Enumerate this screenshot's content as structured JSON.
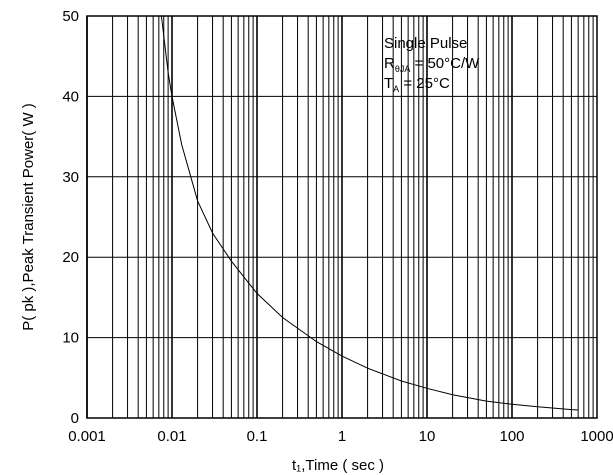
{
  "chart_data": {
    "type": "line",
    "x_scale": "log",
    "x_range": [
      0.001,
      1000
    ],
    "y_range": [
      0,
      50
    ],
    "grid": true,
    "xlabel": "t₁,Time ( sec )",
    "ylabel": "P( pk ),Peak Transient Power( W )",
    "x_ticks": [
      {
        "value": 0.001,
        "label": "0.001"
      },
      {
        "value": 0.01,
        "label": "0.01"
      },
      {
        "value": 0.1,
        "label": "0.1"
      },
      {
        "value": 1,
        "label": "1"
      },
      {
        "value": 10,
        "label": "10"
      },
      {
        "value": 100,
        "label": "100"
      },
      {
        "value": 1000,
        "label": "1000"
      }
    ],
    "y_ticks": [
      {
        "value": 0,
        "label": "0"
      },
      {
        "value": 10,
        "label": "10"
      },
      {
        "value": 20,
        "label": "20"
      },
      {
        "value": 30,
        "label": "30"
      },
      {
        "value": 40,
        "label": "40"
      },
      {
        "value": 50,
        "label": "50"
      }
    ],
    "series": [
      {
        "color": "#000000",
        "points": [
          {
            "x": 0.0075,
            "y": 50
          },
          {
            "x": 0.009,
            "y": 43
          },
          {
            "x": 0.01,
            "y": 40
          },
          {
            "x": 0.013,
            "y": 34
          },
          {
            "x": 0.02,
            "y": 27
          },
          {
            "x": 0.03,
            "y": 23
          },
          {
            "x": 0.05,
            "y": 19.5
          },
          {
            "x": 0.1,
            "y": 15.5
          },
          {
            "x": 0.2,
            "y": 12.5
          },
          {
            "x": 0.5,
            "y": 9.5
          },
          {
            "x": 1,
            "y": 7.7
          },
          {
            "x": 2,
            "y": 6.2
          },
          {
            "x": 5,
            "y": 4.6
          },
          {
            "x": 10,
            "y": 3.7
          },
          {
            "x": 20,
            "y": 2.9
          },
          {
            "x": 50,
            "y": 2.1
          },
          {
            "x": 100,
            "y": 1.7
          },
          {
            "x": 200,
            "y": 1.4
          },
          {
            "x": 500,
            "y": 1.05
          },
          {
            "x": 600,
            "y": 1.0
          }
        ]
      }
    ],
    "annotations": [
      {
        "base": "Single Pulse",
        "sub": "",
        "rest": ""
      },
      {
        "base": "R",
        "sub": "θJA",
        "rest": " = 50°C/W"
      },
      {
        "base": "T",
        "sub": "A",
        "rest": " = 25°C"
      }
    ]
  }
}
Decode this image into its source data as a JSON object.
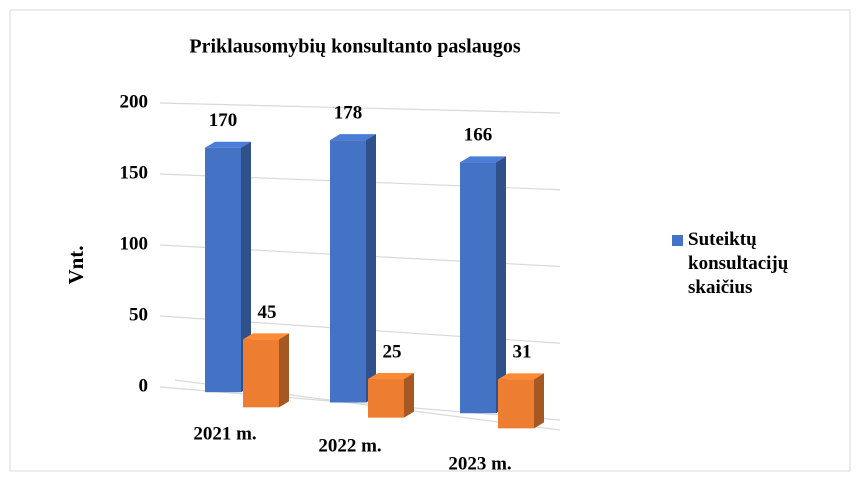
{
  "chart_data": {
    "type": "bar3d",
    "title": "Priklausomybių konsultanto paslaugos",
    "y_label": "Vnt.",
    "categories": [
      "2021 m.",
      "2022 m.",
      "2023 m."
    ],
    "series": [
      {
        "name": "Suteiktų konsultacijų skaičius",
        "color": "#4472c4",
        "values": [
          170,
          178,
          166
        ]
      },
      {
        "color": "#ed7d31",
        "values": [
          45,
          25,
          31
        ]
      }
    ],
    "ylim": [
      0,
      200
    ],
    "yticks": [
      0,
      50,
      100,
      150,
      200
    ],
    "grid": true,
    "legend": "right"
  }
}
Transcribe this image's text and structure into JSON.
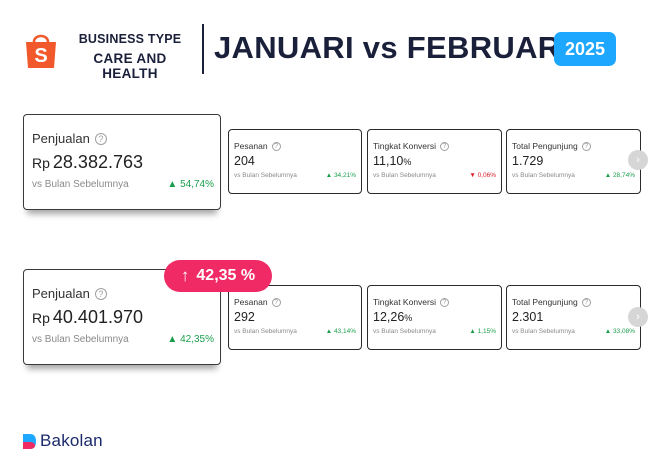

○ ○ ○ ○ ○

**TASK DESCRIPTION:**
Print the lines from the one holding "Decode this image" through the last line of the records, word for word, and omit the pictures.

**SOLUTION FOR THIS PROBLEM:**
Decode this image into its source data as a JSON object.
{
  "chart_data": {
    "type": "bar3d",
    "title": "Priklausomybių konsultanto paslaugos",
    "y_label": "Vnt.",
    "categories": [
      "2021 m.",
      "2022 m.",
      "2023 m."
    ],
    "series": [
      {
        "name": "Suteiktų konsultacijų skaičius",
        "color": "#4472c4",
        "values": [
          170,
          178,
          166
        ]
      },
      {
        "color": "#ed7d31",
        "values": [
          45,
          25,
          31
        ]
      }
    ],
    "ylim": [
      0,
      200
    ],
    "yticks": [
      0,
      50,
      100,
      150,
      200
    ],
    "grid": true,
    "legend": "right"
  }
}
Transcribe this image's text and structure into JSON.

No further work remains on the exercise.